VEREISTE OPDRACHT 1:
Noteer uit de uitspraak hieronder woordelijk het gedeelte vanaf "Team strafrecht" tot en met "handhaving verkeersvoorschriften (Wahv)".

..............................

ECLI:NL:RBZWB:2025:3367

Rechtbank Zeeland-West-Brabant

Datum uitspraak
13 mei 2025
Publicatiedatum
2 juni 2025
Zaaknummer
11333721 MB VERZ 24-1316 en 11429928 MB VERZ 24-1646
Instantie
Rechtbank Zeeland-West-Brabant
Type
Uitspraak
Rechtsgebied
Strafrecht
Procedures
  • Eerste aanleg - enkelvoudig
Rechters
Vindplaatsen
  • Rechtspraak.nl
AI samenvatting door LexboostAutomatisch gegenereerd

Gedeeltelijke gegrondverklaring van beroep tegen verkeersboete met matiging van boetes en terugbetaling van teveel betaalde zekerheidstelling

In deze zaak heeft de kantonrechter van de Rechtbank Zeeland-West-Brabant op 13 mei 2025 uitspraak gedaan in een beroep tegen twee verkeersboetes die aan betrokkene waren opgelegd. Betrokkene had beroep ingesteld tegen de beslissingen van de officier van justitie, die de boetes ongegrond had verklaard. De boetes waren opgelegd voor het niet hebben van een keuringsbewijs voor een motorrijtuig en het niet afsluiten van de vereiste verzekering. Betrokkene stelde dat hij het voertuig niet meer in zijn bezit had en dat er een fout was gemaakt bij de overschrijving naar de nieuwe eigenaar. Tijdens de zitting heeft betrokkene zijn situatie toegelicht, waarbij hij aangaf dat hij in een moeilijke financiële situatie verkeerde en dat hij niet goed had gereageerd op de ontvangen boetes. De zittingsvertegenwoordiger van de officier van justitie verzocht om het beroep ongegrond te verklaren, maar de kantonrechter oordeelde dat de gedragingen waarvoor de boetes waren opgelegd, wel degelijk waren verricht. Echter, de kantonrechter vond aanleiding om de boetes te matigen, gezien de opeenstapeling van boetes en de persoonlijke omstandigheden van betrokkene. De eerste boete werd gematigd tot de helft en de tweede boete tot € 100,-. Tevens werd bepaald dat de verhogingen van de boetes ongedaan gemaakt moesten worden en dat de officier van justitie het teveel betaalde bedrag aan betrokkene moest terugbetalen. De beslissing van de officier van justitie werd gedeeltelijk gewijzigd, waardoor de beroepen gedeeltelijk gegrond werden verklaard.

Uitspraak

RECHTBANK ZEELAND-WEST-BRABANT

Team strafrecht
Zittingsplaats Breda
zaaknummers. : 11333721 \ MB VERZ 24-1316 en
11429928 \ MB VERZ 24-1646
CJIB-nummers : 8062 5422 5843 7156 en
6062 5422 5890 3859
uitspraakdatum : 13 mei 2025
proces-verbaal van de zitting en uitspraak op beroepen op grond van de Wet administratiefrechtelijke handhaving verkeersvoorschriften (Wahv)

..............................

VEREISTE OPDRACHT 2:
Haal uit de records hieronder letterlijk de regels vanaf de regel met "What elements are" tot en met de regel met "home-button[interactable] [480,587,540,638]", en alleen die.

..............................

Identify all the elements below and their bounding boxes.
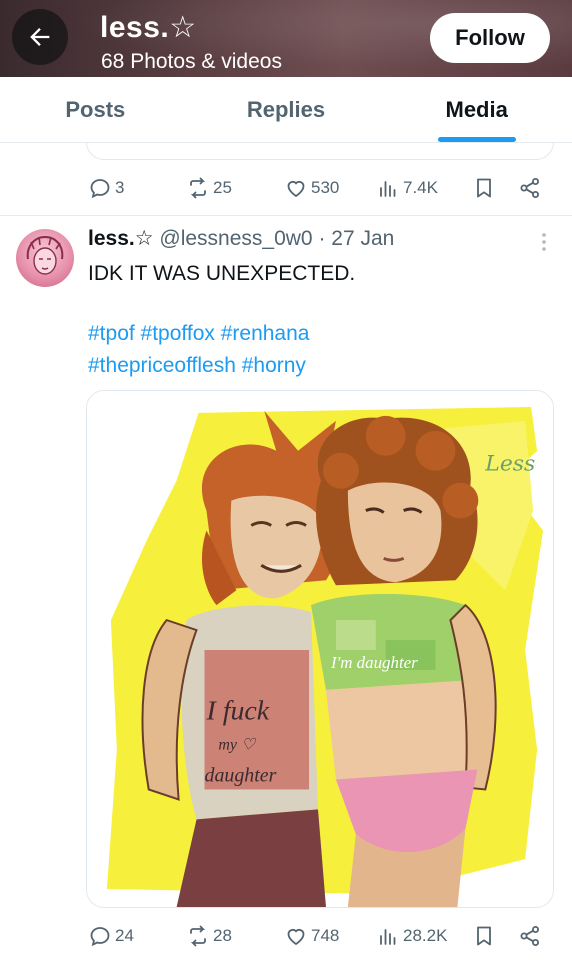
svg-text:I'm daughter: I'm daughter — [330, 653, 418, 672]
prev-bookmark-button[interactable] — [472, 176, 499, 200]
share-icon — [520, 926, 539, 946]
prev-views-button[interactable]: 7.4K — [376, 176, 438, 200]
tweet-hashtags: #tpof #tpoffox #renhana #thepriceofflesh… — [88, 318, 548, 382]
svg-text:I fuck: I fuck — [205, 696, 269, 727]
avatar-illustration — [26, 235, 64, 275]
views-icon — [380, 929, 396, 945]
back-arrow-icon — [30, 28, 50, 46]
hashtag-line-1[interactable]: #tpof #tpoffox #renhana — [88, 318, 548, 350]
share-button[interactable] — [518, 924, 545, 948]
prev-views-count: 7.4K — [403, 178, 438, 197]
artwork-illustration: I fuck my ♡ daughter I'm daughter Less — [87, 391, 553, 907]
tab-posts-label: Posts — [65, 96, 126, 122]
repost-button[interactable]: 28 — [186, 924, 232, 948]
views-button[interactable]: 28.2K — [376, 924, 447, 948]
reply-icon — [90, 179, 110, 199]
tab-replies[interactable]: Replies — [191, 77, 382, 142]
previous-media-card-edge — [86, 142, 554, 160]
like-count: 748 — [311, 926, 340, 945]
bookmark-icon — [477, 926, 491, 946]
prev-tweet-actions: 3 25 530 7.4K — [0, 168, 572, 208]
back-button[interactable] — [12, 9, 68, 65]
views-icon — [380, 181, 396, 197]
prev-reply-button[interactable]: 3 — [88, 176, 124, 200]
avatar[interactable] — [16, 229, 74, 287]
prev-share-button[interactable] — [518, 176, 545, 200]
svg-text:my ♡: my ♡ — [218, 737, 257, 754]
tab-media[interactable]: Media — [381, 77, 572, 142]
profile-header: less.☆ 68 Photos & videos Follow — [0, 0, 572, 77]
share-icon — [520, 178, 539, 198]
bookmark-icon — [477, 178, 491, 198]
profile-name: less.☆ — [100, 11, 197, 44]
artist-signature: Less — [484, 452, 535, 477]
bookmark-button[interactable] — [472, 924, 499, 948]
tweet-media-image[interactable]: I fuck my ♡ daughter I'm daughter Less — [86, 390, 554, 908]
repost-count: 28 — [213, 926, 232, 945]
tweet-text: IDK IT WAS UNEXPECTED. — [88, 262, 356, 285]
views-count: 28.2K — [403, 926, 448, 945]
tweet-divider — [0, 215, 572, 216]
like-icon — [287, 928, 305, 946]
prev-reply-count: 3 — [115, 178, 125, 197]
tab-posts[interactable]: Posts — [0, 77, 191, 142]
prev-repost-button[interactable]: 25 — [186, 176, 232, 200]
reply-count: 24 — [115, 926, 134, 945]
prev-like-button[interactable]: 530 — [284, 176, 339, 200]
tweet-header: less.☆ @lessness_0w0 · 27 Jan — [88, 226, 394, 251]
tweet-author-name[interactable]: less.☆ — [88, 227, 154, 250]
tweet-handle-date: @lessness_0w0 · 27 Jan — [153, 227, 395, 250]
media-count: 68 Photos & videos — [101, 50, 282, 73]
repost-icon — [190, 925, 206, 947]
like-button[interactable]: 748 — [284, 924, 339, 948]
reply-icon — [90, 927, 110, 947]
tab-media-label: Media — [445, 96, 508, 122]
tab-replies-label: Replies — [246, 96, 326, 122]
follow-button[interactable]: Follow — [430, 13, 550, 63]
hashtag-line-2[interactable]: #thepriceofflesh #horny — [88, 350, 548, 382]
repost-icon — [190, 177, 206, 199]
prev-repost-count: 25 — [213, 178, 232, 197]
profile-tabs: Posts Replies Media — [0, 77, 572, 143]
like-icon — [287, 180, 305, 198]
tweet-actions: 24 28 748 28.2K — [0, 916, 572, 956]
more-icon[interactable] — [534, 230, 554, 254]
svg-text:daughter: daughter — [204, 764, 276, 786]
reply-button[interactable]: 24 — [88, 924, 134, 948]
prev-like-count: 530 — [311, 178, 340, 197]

..............................

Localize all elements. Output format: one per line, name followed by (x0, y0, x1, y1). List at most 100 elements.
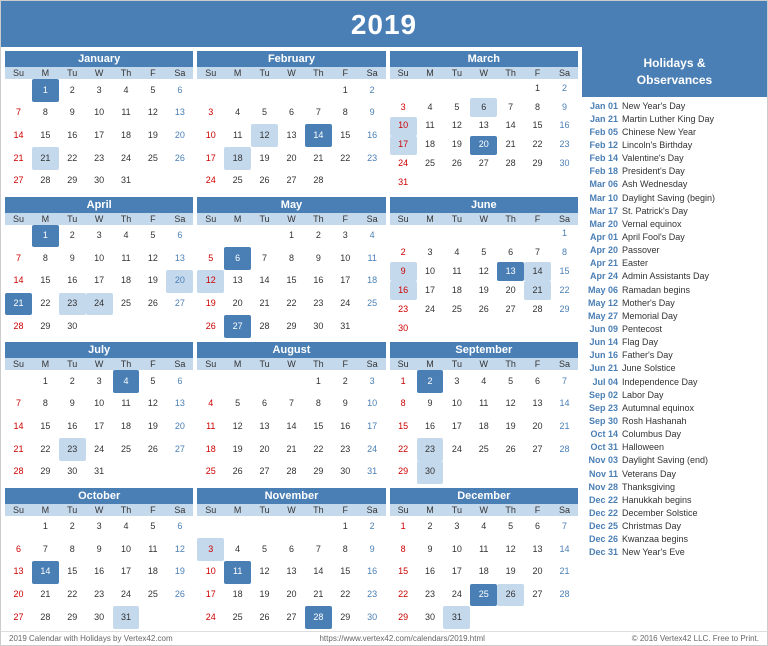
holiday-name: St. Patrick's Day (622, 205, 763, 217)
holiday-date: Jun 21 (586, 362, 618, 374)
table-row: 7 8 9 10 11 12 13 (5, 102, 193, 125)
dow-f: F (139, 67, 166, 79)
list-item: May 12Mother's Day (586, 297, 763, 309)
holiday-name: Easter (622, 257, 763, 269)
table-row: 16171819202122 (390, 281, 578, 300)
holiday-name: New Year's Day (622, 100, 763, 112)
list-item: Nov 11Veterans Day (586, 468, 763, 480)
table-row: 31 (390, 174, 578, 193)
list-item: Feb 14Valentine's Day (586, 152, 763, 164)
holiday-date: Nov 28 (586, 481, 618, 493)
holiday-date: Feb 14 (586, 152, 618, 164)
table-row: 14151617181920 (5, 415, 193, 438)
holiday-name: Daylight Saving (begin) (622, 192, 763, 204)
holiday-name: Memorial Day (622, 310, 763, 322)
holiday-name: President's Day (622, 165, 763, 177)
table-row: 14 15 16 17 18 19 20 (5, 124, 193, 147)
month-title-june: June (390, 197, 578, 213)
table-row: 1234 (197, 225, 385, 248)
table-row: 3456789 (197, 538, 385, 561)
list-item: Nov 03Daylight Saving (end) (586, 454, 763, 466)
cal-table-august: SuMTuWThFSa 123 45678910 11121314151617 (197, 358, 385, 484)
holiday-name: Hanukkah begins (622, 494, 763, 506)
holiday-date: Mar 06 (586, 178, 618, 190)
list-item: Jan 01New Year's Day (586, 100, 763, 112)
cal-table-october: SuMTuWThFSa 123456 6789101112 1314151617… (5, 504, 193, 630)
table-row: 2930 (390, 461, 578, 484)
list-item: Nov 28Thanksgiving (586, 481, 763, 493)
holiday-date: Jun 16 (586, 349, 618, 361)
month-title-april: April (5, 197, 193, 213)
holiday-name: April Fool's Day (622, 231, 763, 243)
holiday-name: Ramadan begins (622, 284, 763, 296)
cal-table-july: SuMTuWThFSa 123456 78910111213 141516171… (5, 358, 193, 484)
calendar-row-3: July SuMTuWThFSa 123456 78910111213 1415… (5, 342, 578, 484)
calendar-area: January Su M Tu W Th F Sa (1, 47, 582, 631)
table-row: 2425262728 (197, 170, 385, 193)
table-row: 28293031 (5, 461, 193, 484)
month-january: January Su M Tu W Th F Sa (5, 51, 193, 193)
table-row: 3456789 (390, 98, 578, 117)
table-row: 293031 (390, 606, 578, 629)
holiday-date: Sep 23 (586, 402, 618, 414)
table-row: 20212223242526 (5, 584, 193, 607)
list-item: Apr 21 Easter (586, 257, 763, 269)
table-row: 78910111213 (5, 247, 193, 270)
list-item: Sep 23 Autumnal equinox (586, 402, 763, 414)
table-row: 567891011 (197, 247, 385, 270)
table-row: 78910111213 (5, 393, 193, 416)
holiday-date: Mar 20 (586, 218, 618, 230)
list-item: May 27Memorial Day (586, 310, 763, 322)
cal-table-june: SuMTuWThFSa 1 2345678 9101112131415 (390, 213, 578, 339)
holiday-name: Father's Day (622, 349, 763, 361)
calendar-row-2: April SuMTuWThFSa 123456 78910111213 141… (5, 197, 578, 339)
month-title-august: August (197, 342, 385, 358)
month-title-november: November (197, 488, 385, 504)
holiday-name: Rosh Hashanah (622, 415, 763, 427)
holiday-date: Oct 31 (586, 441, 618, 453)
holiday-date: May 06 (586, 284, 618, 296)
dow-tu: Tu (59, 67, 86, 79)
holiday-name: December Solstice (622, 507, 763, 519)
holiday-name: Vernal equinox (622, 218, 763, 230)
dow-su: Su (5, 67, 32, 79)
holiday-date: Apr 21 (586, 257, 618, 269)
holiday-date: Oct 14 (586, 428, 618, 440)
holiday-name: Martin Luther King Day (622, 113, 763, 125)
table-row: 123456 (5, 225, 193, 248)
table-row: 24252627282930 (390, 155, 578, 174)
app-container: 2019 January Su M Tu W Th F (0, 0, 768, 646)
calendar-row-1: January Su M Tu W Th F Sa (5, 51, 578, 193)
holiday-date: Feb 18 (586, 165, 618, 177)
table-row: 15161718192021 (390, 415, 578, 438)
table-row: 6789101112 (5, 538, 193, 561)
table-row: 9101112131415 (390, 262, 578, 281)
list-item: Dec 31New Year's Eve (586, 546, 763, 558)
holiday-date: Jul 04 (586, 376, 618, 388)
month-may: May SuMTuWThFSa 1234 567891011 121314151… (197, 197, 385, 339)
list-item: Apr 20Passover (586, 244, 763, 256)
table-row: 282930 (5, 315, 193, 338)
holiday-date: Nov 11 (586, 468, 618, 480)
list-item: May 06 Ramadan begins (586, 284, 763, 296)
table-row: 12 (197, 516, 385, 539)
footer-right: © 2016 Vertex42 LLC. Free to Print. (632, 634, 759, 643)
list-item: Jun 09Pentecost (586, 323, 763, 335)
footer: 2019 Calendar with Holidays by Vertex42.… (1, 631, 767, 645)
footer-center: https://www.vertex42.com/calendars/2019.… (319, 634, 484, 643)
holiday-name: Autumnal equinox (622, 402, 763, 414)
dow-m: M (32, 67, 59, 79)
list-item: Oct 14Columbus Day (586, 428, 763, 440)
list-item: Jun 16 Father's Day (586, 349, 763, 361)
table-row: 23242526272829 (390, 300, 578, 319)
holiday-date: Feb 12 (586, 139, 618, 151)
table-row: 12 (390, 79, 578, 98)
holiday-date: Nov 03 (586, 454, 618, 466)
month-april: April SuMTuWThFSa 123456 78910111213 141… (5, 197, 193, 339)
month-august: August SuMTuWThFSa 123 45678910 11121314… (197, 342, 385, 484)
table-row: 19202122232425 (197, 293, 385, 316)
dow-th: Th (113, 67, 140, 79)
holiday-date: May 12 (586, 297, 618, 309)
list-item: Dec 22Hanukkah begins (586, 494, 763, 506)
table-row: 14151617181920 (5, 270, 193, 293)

..............................

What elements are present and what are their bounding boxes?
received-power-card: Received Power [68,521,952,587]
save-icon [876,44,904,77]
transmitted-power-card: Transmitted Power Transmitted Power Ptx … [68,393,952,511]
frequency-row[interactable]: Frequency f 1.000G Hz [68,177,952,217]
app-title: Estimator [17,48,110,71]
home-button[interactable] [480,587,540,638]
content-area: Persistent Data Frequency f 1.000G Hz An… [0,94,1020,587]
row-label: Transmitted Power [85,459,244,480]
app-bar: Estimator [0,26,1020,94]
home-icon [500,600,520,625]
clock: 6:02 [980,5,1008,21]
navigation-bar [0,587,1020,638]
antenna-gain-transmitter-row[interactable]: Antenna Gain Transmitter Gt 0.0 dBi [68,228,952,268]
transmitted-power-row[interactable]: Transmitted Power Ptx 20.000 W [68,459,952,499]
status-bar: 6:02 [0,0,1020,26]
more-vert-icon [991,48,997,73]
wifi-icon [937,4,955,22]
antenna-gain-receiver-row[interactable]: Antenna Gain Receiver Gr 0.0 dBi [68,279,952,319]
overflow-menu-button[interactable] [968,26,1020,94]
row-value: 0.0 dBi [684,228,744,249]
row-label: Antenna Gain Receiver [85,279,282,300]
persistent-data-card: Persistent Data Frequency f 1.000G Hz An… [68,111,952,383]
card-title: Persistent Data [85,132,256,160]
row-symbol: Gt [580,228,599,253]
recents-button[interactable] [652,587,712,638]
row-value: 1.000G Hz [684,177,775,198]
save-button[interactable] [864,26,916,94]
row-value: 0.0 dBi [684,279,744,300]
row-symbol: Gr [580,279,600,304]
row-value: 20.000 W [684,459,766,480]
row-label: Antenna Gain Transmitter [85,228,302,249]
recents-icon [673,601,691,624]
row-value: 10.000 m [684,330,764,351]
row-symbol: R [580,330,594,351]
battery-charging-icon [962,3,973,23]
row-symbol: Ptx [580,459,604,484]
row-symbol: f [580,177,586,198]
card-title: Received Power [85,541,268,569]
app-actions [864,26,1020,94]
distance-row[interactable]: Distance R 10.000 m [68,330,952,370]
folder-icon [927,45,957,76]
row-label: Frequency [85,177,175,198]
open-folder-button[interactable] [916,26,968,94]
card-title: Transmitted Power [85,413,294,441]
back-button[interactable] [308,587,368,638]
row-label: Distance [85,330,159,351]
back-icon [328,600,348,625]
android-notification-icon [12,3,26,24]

..............................

VOLLEDIGE UITVOER 1:
Team strafrecht
Zittingsplaats Breda
zaaknummers. : 11333721 \ MB VERZ 24-1316 en
11429928 \ MB VERZ 24-1646
CJIB-nummers : 8062 5422 5843 7156 en
6062 5422 5890 3859
uitspraakdatum : 13 mei 2025
proces-verbaal van de zitting en uitspraak op beroepen op grond van de Wet administratiefrechtelijke handhaving verkeersvoorschriften (Wahv)

VOLLEDIGE UITVOER 2:
What elements are present and what are their bounding boxes?
received-power-card: Received Power [68,521,952,587]
save-icon [876,44,904,77]
transmitted-power-card: Transmitted Power Transmitted Power Ptx … [68,393,952,511]
frequency-row[interactable]: Frequency f 1.000G Hz [68,177,952,217]
app-title: Estimator [17,48,110,71]
home-button[interactable] [480,587,540,638]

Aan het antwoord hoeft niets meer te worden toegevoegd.